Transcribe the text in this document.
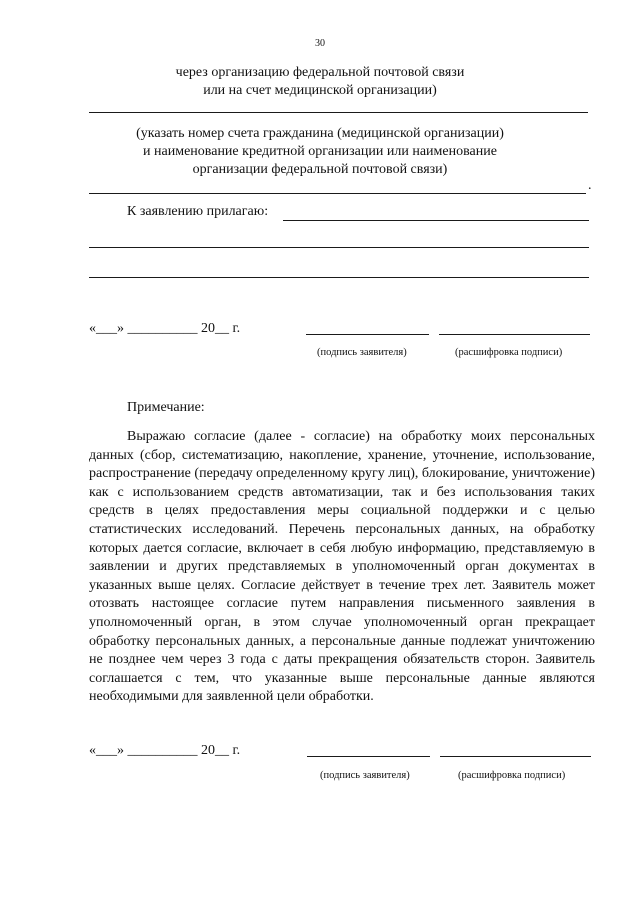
30
через организацию федеральной почтовой связи
или на счет медицинской организации)
(указать номер счета гражданина (медицинской организации)
и наименование кредитной организации или наименование
организации федеральной почтовой связи)
.
К заявлению прилагаю:
«___» __________ 20__ г.
(подпись заявителя)	(расшифровка подписи)
Примечание:

Выражаю согласие (далее - согласие) на обработку моих персональных данных (сбор, систематизацию, накопление, хранение, уточнение, использование, распространение (передачу определенному кругу лиц), блокирование, уничтожение) как с использованием средств автоматизации, так и без использования таких средств в целях предоставления меры социальной поддержки и с целью статистических исследований. Перечень персональных данных, на обработку которых дается согласие, включает в себя любую информацию, представляемую в заявлении и других представляемых в уполномоченный орган документах в указанных выше целях. Согласие действует в течение трех лет. Заявитель может отозвать настоящее согласие путем направления письменного заявления в уполномоченный орган, в этом случае уполномоченный орган прекращает обработку персональных данных, а персональные данные подлежат уничтожению не позднее чем через 3 года с даты прекращения обязательств сторон. Заявитель соглашается с тем, что указанные выше персональные данные являются необходимыми для заявленной цели обработки.

«___» __________ 20__ г.
(подпись заявителя)	(расшифровка подписи)
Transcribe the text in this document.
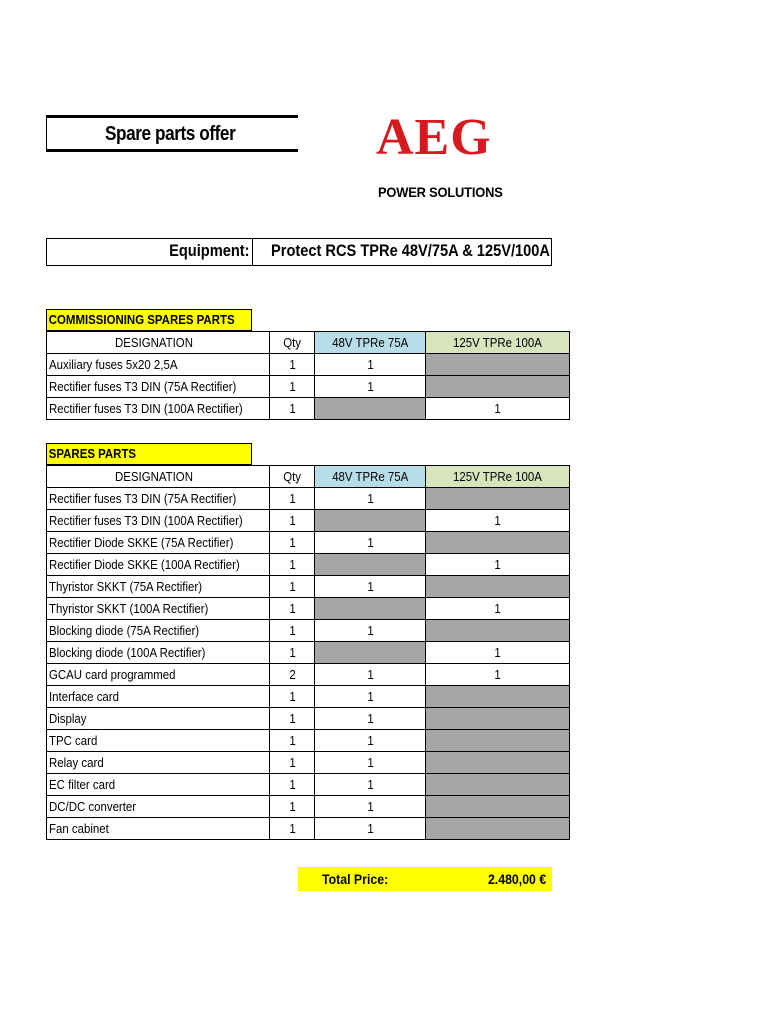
Spare parts offer	AEG
POWER SOLUTIONS
Equipment: Protect RCS TPRe 48V/75A & 125V/100A
COMMISSIONING SPARES PARTS
DESIGNATION	Qty	48V TPRe 75A	125V TPRe 100A
Auxiliary fuses 5x20 2,5A	1	1	
Rectifier fuses T3 DIN (75A Rectifier)	1	1	
Rectifier fuses T3 DIN (100A Rectifier)	1		1
SPARES PARTS
DESIGNATION	Qty	48V TPRe 75A	125V TPRe 100A
Rectifier fuses T3 DIN (75A Rectifier)	1	1	
Rectifier fuses T3 DIN (100A Rectifier)	1		1
Rectifier Diode SKKE (75A Rectifier)	1	1	
Rectifier Diode SKKE (100A Rectifier)	1		1
Thyristor SKKT (75A Rectifier)	1	1	
Thyristor SKKT (100A Rectifier)	1		1
Blocking diode (75A Rectifier)	1	1	
Blocking diode (100A Rectifier)	1		1
GCAU card programmed	2	1	1
Interface card	1	1	
Display	1	1	
TPC card	1	1	
Relay card	1	1	
EC filter card	1	1	
DC/DC converter	1	1	
Fan cabinet	1	1	
Total Price:	2.480,00 €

——————

PROBLEM DETAILS »
Find the word "связи" in the material, then list each line that holds it.

FINAL RESULT »
через организацию федеральной почтовой связи
организации федеральной почтовой связи)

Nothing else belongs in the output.